[Saved data entries]
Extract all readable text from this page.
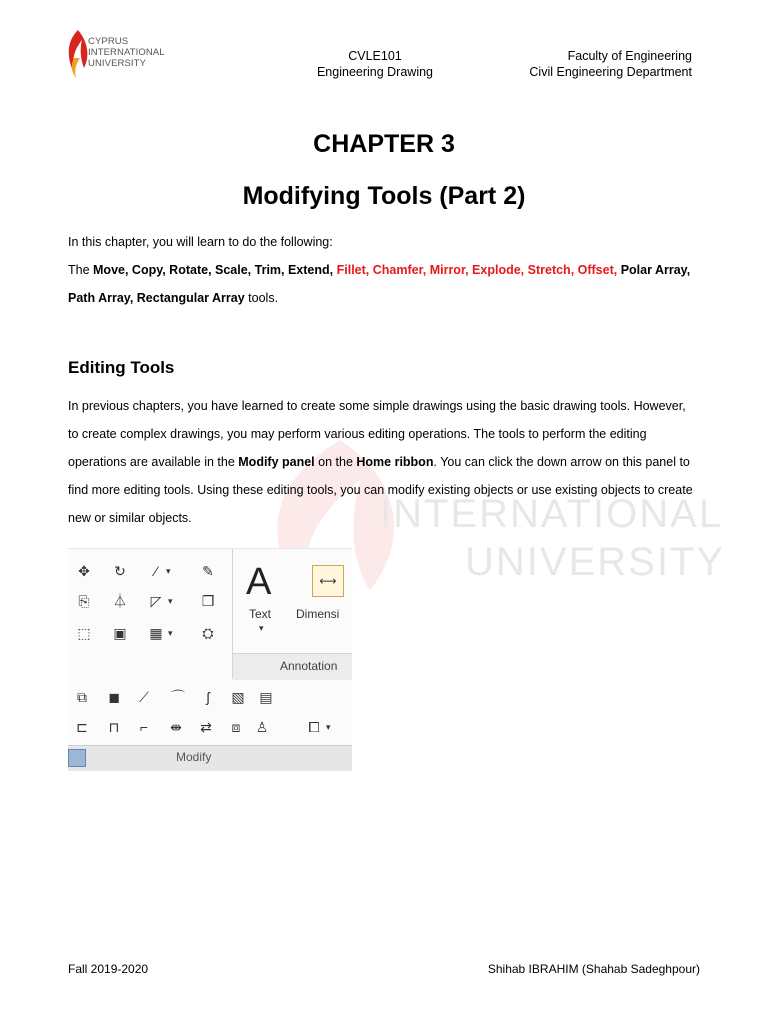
CYPRUS
INTERNATIONAL
UNIVERSITY
CVLE101
Engineering Drawing
Faculty of Engineering
Civil Engineering Department
INTERNATIONAL
UNIVERSITY
CHAPTER 3
Modifying Tools (Part 2)
In this chapter, you will learn to do the following:
The Move, Copy, Rotate, Scale, Trim, Extend, Fillet, Chamfer, Mirror, Explode, Stretch, Offset, Polar Array, Path Array, Rectangular Array tools.
Editing Tools
In previous chapters, you have learned to create some simple drawings using the basic drawing tools. However, to create complex drawings, you may perform various editing operations. The tools to perform the editing operations are available in the Modify panel on the Home ribbon. You can click the down arrow on this panel to find more editing tools. Using these editing tools, you can modify existing objects or use existing objects to create new or similar objects.
✥ ↻	⁄ ▾ ✎
⎘	⏃	◸ ▾ ❒
⬚ ▣ ▦ ▾	⛭
A	⟷
Text
▾
Dimensi
Annotation
⧉	◼	⟋	⌒	ʃ	▧ ▤
⊏	⊓	⌐	⇼ ⇄	⧈	♙	⧠ ▾
Modify
Fall 2019-2020	Shihab IBRAHIM (Shahab Sadeghpour)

YOUR GOAL:
Set down the lines of the records above exactly, apart from the pictures.

SOLVED EXERCISE:
Extract all readable text from this page.
CYPRUS
INTERNATIONAL
UNIVERSITY
CVLE101
Engineering Drawing
Faculty of Engineering
Civil Engineering Department
INTERNATIONAL
UNIVERSITY
CHAPTER 3
Modifying Tools (Part 2)
In this chapter, you will learn to do the following:
The Move, Copy, Rotate, Scale, Trim, Extend, Fillet, Chamfer, Mirror, Explode, Stretch, Offset, Polar Array, Path Array, Rectangular Array tools.
Editing Tools
In previous chapters, you have learned to create some simple drawings using the basic drawing tools. However, to create complex drawings, you may perform various editing operations. The tools to perform the editing operations are available in the Modify panel on the Home ribbon. You can click the down arrow on this panel to find more editing tools. Using these editing tools, you can modify existing objects or use existing objects to create new or similar objects.
✥ ↻	⁄ ▾ ✎
⎘	⏃	◸ ▾ ❒
⬚ ▣ ▦ ▾	⛭
A	⟷
Text
▾
Dimensi
Annotation
⧉	◼	⟋	⌒	ʃ	▧ ▤
⊏	⊓	⌐	⇼ ⇄	⧈	♙	⧠ ▾
Modify
Fall 2019-2020	Shihab IBRAHIM (Shahab Sadeghpour)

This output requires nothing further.